**** Supplied entries ****

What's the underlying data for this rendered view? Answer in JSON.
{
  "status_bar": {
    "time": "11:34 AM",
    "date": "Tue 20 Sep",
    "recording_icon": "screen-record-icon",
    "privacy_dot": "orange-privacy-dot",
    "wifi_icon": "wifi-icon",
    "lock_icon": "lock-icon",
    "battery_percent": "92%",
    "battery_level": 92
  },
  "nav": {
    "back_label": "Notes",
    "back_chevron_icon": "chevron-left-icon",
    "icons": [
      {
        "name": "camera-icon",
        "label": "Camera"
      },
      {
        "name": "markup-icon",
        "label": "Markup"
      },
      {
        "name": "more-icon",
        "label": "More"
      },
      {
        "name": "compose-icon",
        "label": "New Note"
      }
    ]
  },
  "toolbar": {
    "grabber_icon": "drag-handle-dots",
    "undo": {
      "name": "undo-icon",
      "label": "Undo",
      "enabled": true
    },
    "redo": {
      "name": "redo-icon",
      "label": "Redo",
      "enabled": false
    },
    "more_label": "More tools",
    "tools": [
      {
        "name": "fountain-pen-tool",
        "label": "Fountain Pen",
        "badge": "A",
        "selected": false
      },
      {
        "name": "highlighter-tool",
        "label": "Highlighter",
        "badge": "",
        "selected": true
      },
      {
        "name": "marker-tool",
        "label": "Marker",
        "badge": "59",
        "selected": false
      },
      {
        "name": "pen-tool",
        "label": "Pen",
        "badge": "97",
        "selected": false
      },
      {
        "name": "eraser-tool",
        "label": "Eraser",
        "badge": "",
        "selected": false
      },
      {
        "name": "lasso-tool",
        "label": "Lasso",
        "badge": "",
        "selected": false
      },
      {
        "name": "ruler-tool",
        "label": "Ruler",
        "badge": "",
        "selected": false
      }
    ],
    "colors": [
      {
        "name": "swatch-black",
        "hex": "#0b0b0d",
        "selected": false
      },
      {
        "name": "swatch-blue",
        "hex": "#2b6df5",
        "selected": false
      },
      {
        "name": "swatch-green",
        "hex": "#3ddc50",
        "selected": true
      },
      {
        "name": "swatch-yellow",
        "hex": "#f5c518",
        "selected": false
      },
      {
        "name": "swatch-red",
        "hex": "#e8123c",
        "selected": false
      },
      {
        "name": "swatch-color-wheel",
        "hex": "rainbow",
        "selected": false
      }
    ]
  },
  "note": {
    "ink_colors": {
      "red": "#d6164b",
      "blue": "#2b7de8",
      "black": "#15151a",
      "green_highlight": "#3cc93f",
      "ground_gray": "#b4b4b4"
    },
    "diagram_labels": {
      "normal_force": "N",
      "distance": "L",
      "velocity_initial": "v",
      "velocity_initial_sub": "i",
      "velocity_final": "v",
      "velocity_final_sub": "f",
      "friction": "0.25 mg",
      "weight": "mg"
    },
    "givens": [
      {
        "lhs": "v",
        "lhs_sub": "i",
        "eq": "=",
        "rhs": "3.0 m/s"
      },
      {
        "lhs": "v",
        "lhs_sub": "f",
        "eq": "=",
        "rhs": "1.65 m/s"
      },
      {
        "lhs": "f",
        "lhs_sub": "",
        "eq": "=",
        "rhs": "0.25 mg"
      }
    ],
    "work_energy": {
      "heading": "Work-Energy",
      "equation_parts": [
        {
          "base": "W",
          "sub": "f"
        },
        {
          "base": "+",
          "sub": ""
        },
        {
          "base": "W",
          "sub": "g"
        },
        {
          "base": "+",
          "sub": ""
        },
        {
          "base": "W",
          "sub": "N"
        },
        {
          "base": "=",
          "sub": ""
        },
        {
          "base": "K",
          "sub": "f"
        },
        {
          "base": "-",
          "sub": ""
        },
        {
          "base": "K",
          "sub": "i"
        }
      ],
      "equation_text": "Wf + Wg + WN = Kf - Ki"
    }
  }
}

****

● **To do**
Extract the data exactly as given.

● **The result**
What's the underlying data for this rendered view? Answer in JSON.
{
  "status_bar": {
    "time": "11:34 AM",
    "date": "Tue 20 Sep",
    "recording_icon": "screen-record-icon",
    "privacy_dot": "orange-privacy-dot",
    "wifi_icon": "wifi-icon",
    "lock_icon": "lock-icon",
    "battery_percent": "92%",
    "battery_level": 92
  },
  "nav": {
    "back_label": "Notes",
    "back_chevron_icon": "chevron-left-icon",
    "icons": [
      {
        "name": "camera-icon",
        "label": "Camera"
      },
      {
        "name": "markup-icon",
        "label": "Markup"
      },
      {
        "name": "more-icon",
        "label": "More"
      },
      {
        "name": "compose-icon",
        "label": "New Note"
      }
    ]
  },
  "toolbar": {
    "grabber_icon": "drag-handle-dots",
    "undo": {
      "name": "undo-icon",
      "label": "Undo",
      "enabled": true
    },
    "redo": {
      "name": "redo-icon",
      "label": "Redo",
      "enabled": false
    },
    "more_label": "More tools",
    "tools": [
      {
        "name": "fountain-pen-tool",
        "label": "Fountain Pen",
        "badge": "A",
        "selected": false
      },
      {
        "name": "highlighter-tool",
        "label": "Highlighter",
        "badge": "",
        "selected": true
      },
      {
        "name": "marker-tool",
        "label": "Marker",
        "badge": "59",
        "selected": false
      },
      {
        "name": "pen-tool",
        "label": "Pen",
        "badge": "97",
        "selected": false
      },
      {
        "name": "eraser-tool",
        "label": "Eraser",
        "badge": "",
        "selected": false
      },
      {
        "name": "lasso-tool",
        "label": "Lasso",
        "badge": "",
        "selected": false
      },
      {
        "name": "ruler-tool",
        "label": "Ruler",
        "badge": "",
        "selected": false
      }
    ],
    "colors": [
      {
        "name": "swatch-black",
        "hex": "#0b0b0d",
        "selected": false
      },
      {
        "name": "swatch-blue",
        "hex": "#2b6df5",
        "selected": false
      },
      {
        "name": "swatch-green",
        "hex": "#3ddc50",
        "selected": true
      },
      {
        "name": "swatch-yellow",
        "hex": "#f5c518",
        "selected": false
      },
      {
        "name": "swatch-red",
        "hex": "#e8123c",
        "selected": false
      },
      {
        "name": "swatch-color-wheel",
        "hex": "rainbow",
        "selected": false
      }
    ]
  },
  "note": {
    "ink_colors": {
      "red": "#d6164b",
      "blue": "#2b7de8",
      "black": "#15151a",
      "green_highlight": "#3cc93f",
      "ground_gray": "#b4b4b4"
    },
    "diagram_labels": {
      "normal_force": "N",
      "distance": "L",
      "velocity_initial": "v",
      "velocity_initial_sub": "i",
      "velocity_final": "v",
      "velocity_final_sub": "f",
      "friction": "0.25 mg",
      "weight": "mg"
    },
    "givens": [
      {
        "lhs": "v",
        "lhs_sub": "i",
        "eq": "=",
        "rhs": "3.0 m/s"
      },
      {
        "lhs": "v",
        "lhs_sub": "f",
        "eq": "=",
        "rhs": "1.65 m/s"
      },
      {
        "lhs": "f",
        "lhs_sub": "",
        "eq": "=",
        "rhs": "0.25 mg"
      }
    ],
    "work_energy": {
      "heading": "Work-Energy",
      "equation_parts": [
        {
          "base": "W",
          "sub": "f"
        },
        {
          "base": "+",
          "sub": ""
        },
        {
          "base": "W",
          "sub": "g"
        },
        {
          "base": "+",
          "sub": ""
        },
        {
          "base": "W",
          "sub": "N"
        },
        {
          "base": "=",
          "sub": ""
        },
        {
          "base": "K",
          "sub": "f"
        },
        {
          "base": "-",
          "sub": ""
        },
        {
          "base": "K",
          "sub": "i"
        }
      ],
      "equation_text": "Wf + Wg + WN = Kf - Ki"
    }
  }
}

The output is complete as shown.